DIRECTIONS FOR THIS TASK: From the entries below, gather every line containing the string "تساوى".

(Dataset entries)

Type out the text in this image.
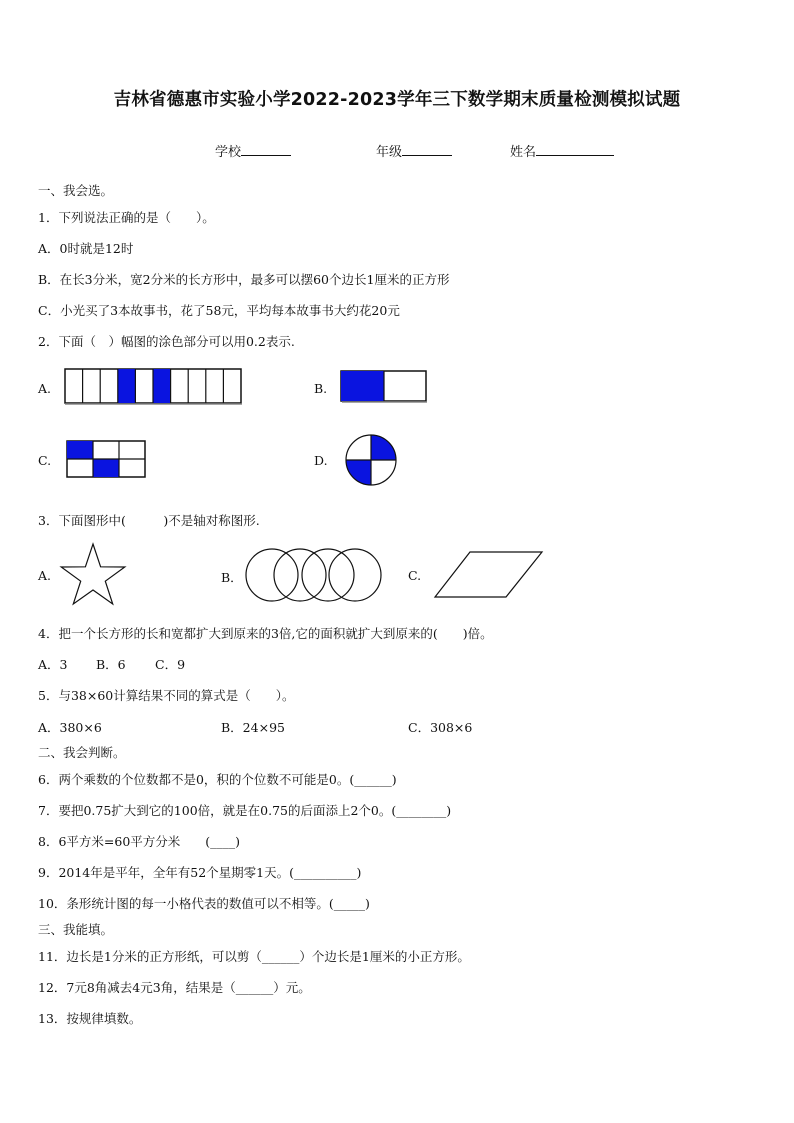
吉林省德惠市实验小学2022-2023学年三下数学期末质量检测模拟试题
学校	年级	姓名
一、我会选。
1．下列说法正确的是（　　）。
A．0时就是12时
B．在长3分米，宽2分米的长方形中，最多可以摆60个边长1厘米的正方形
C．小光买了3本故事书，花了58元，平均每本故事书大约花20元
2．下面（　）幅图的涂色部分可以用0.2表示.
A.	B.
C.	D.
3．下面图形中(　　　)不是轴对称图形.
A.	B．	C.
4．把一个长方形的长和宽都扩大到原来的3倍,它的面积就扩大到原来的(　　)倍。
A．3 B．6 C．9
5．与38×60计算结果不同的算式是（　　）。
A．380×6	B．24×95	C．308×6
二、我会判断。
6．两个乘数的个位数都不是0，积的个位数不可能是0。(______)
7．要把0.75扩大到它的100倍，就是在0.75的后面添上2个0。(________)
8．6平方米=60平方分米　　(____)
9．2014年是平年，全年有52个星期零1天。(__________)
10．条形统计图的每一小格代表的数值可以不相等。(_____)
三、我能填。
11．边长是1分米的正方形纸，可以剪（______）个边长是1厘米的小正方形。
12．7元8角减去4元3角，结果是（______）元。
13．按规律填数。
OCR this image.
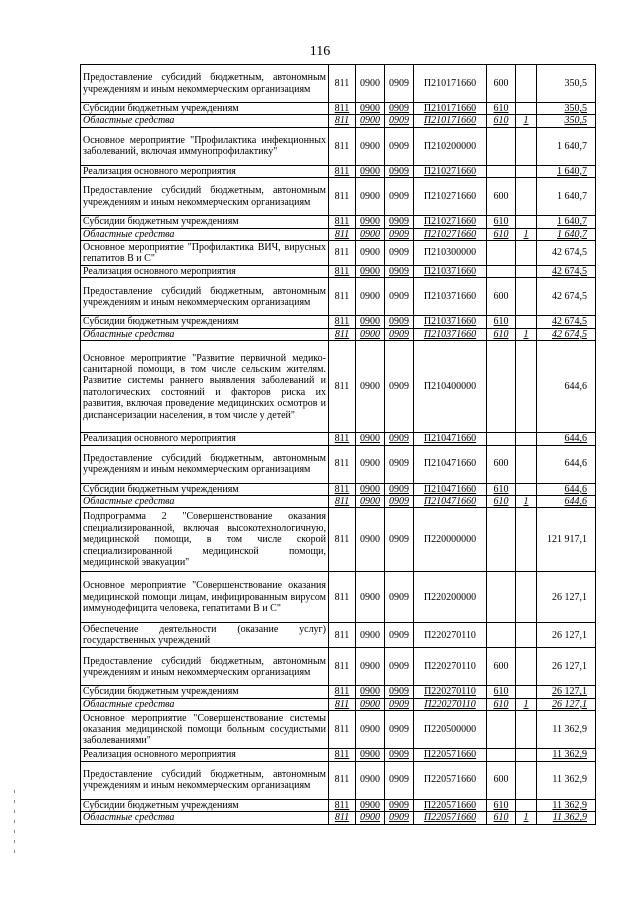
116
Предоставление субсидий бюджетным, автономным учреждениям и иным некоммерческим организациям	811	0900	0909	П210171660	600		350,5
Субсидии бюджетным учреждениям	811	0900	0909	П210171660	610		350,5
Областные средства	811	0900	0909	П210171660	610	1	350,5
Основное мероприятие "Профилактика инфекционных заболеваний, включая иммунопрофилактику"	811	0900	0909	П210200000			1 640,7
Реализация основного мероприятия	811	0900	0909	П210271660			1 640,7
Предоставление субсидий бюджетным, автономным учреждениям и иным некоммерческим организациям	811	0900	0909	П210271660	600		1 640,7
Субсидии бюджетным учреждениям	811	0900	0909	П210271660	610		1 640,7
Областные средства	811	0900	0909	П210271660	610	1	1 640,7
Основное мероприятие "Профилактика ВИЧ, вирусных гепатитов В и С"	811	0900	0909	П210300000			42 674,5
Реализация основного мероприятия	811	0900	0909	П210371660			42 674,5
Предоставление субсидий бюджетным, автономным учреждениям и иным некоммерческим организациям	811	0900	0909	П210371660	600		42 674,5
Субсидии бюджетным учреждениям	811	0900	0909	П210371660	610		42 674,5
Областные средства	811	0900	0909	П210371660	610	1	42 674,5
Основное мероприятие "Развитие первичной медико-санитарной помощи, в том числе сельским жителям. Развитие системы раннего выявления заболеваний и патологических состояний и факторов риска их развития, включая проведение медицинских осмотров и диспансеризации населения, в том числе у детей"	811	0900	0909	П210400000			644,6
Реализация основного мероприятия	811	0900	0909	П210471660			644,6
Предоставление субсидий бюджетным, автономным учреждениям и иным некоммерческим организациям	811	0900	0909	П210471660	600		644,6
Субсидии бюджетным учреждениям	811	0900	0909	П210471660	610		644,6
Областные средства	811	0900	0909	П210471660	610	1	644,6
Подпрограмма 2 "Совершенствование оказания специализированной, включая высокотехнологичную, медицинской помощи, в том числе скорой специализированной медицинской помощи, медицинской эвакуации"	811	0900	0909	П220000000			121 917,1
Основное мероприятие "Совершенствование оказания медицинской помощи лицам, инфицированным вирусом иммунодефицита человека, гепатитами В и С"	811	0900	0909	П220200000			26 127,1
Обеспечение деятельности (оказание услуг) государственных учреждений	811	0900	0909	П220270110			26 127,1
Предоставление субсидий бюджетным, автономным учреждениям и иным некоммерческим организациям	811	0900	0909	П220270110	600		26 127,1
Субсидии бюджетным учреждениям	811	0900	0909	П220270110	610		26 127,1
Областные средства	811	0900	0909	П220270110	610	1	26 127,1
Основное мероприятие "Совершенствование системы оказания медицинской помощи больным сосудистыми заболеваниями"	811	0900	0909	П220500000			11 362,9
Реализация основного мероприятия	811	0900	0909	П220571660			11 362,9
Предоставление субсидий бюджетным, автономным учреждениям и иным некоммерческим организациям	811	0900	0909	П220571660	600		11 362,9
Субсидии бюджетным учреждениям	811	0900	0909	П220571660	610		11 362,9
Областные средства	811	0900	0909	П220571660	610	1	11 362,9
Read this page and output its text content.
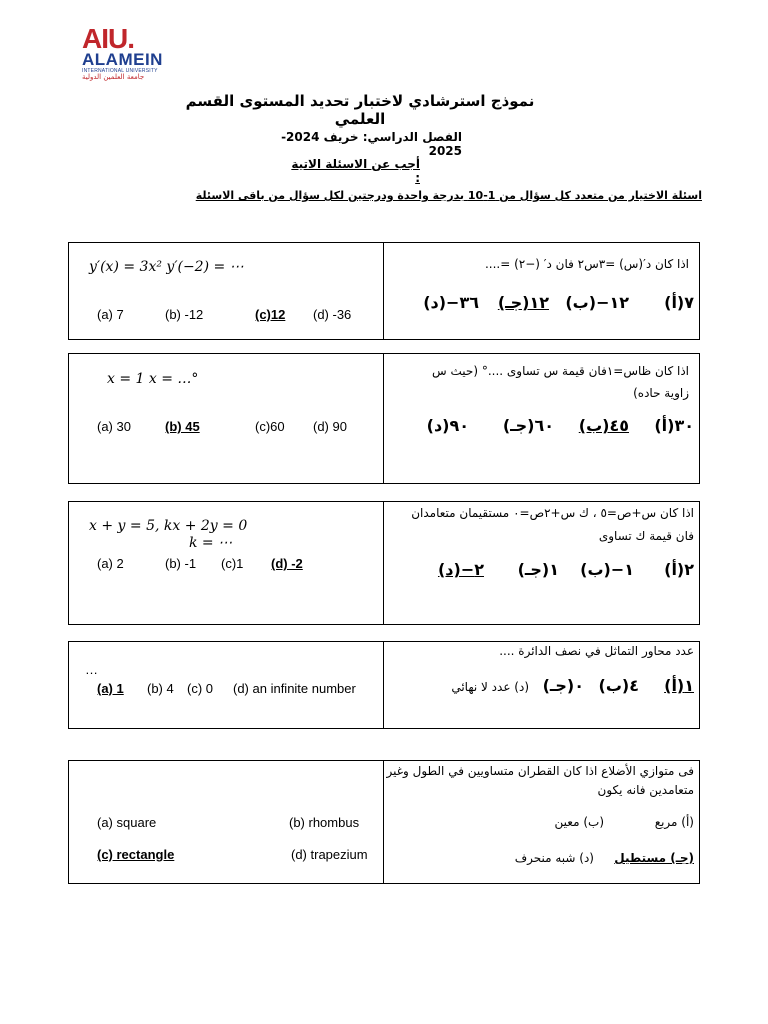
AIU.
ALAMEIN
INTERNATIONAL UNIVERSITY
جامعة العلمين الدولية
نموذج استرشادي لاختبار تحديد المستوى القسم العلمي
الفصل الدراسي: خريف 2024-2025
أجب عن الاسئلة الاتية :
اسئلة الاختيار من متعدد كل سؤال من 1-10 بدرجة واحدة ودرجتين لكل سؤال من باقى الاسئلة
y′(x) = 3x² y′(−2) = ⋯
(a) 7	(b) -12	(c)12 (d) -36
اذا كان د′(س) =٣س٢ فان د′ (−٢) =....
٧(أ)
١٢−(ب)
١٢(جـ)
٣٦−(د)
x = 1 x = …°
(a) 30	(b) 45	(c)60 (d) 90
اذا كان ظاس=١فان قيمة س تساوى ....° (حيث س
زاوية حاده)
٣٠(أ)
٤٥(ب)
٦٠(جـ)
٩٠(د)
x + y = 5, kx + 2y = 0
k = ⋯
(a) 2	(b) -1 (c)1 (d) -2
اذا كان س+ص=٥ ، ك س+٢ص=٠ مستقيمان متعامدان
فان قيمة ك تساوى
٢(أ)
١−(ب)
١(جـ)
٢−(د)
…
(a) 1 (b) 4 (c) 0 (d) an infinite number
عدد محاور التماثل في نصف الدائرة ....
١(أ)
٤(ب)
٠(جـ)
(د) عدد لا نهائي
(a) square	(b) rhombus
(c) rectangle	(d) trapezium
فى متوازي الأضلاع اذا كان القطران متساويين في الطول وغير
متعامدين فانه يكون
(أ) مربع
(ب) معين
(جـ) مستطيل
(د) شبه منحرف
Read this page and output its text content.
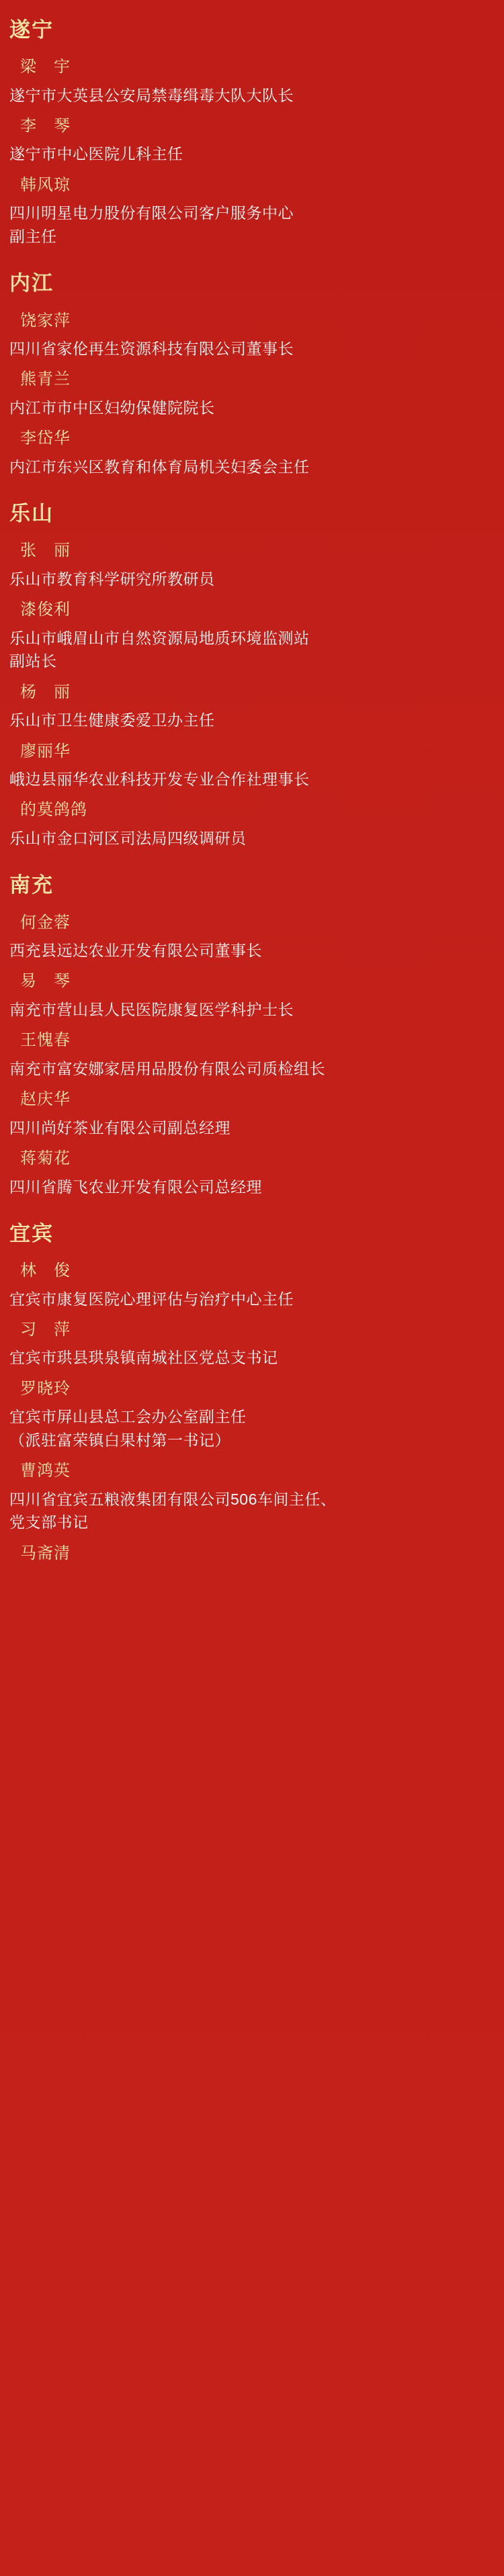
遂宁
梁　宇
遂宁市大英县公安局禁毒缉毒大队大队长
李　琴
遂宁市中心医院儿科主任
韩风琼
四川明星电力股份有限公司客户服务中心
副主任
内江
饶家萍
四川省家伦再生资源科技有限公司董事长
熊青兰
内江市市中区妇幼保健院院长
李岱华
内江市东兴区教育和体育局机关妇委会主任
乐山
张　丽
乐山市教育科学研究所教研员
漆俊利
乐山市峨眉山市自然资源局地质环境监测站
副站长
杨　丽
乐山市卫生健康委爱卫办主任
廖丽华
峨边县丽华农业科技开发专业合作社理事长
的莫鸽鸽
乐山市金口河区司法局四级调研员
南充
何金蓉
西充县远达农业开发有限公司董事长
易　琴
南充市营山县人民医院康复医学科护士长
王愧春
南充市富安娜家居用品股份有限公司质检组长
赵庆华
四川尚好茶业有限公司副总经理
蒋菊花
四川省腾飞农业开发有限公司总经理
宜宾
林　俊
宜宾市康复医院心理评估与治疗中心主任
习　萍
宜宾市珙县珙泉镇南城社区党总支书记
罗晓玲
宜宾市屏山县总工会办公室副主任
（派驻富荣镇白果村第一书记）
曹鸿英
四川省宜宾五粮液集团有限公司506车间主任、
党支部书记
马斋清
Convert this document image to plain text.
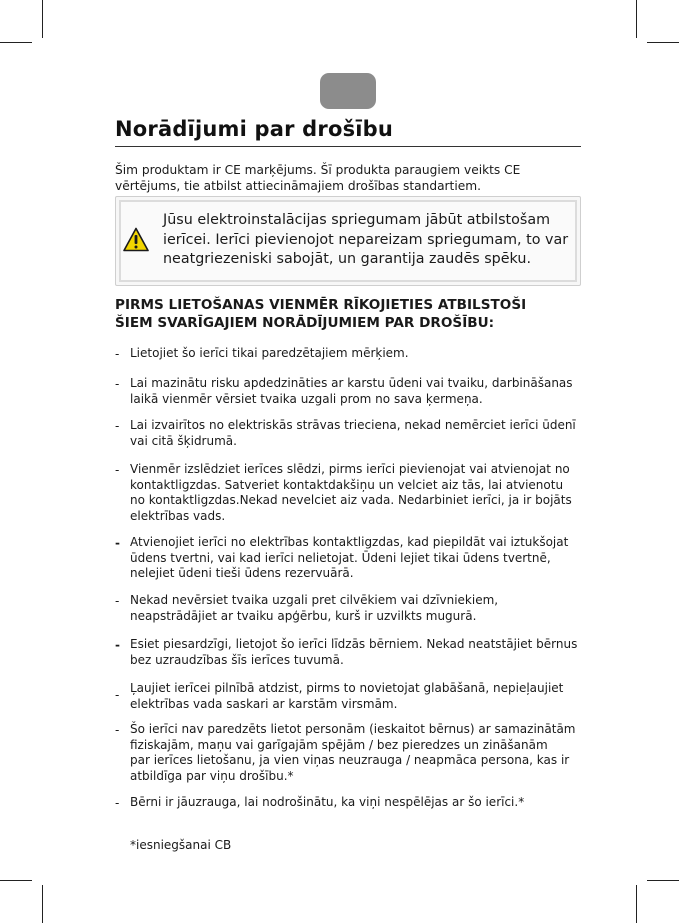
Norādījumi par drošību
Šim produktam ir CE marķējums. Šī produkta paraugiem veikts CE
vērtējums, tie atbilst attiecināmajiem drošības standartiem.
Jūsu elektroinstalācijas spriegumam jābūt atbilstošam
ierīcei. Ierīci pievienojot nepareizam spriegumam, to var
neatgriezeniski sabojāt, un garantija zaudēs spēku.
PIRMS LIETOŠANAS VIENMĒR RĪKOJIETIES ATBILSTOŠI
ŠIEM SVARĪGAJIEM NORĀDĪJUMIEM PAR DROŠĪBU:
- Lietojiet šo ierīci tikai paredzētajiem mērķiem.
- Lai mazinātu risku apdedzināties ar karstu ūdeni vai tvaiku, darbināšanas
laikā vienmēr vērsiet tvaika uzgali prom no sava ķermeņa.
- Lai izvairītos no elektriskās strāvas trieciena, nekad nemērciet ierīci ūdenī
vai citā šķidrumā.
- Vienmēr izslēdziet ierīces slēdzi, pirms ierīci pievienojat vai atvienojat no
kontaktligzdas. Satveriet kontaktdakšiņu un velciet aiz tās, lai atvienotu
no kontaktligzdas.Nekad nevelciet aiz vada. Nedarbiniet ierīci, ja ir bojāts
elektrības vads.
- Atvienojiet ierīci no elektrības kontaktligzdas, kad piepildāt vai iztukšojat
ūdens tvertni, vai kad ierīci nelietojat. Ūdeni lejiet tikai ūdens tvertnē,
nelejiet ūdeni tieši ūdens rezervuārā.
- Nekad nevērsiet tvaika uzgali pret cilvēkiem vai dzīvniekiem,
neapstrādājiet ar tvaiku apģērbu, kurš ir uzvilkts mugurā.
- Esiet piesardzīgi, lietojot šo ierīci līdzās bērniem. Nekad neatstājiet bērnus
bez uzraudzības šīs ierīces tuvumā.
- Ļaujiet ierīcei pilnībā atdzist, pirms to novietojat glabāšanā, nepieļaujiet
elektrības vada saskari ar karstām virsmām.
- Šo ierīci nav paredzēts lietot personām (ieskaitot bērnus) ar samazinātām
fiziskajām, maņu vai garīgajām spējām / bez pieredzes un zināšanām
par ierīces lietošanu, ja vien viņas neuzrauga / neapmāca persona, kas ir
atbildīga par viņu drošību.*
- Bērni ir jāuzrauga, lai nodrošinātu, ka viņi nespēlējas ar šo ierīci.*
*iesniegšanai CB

FULL RESPONSE:
اذا كان ظاس=١فان قيمة س تساوى ....° (حيث س
فان قيمة ك تساوى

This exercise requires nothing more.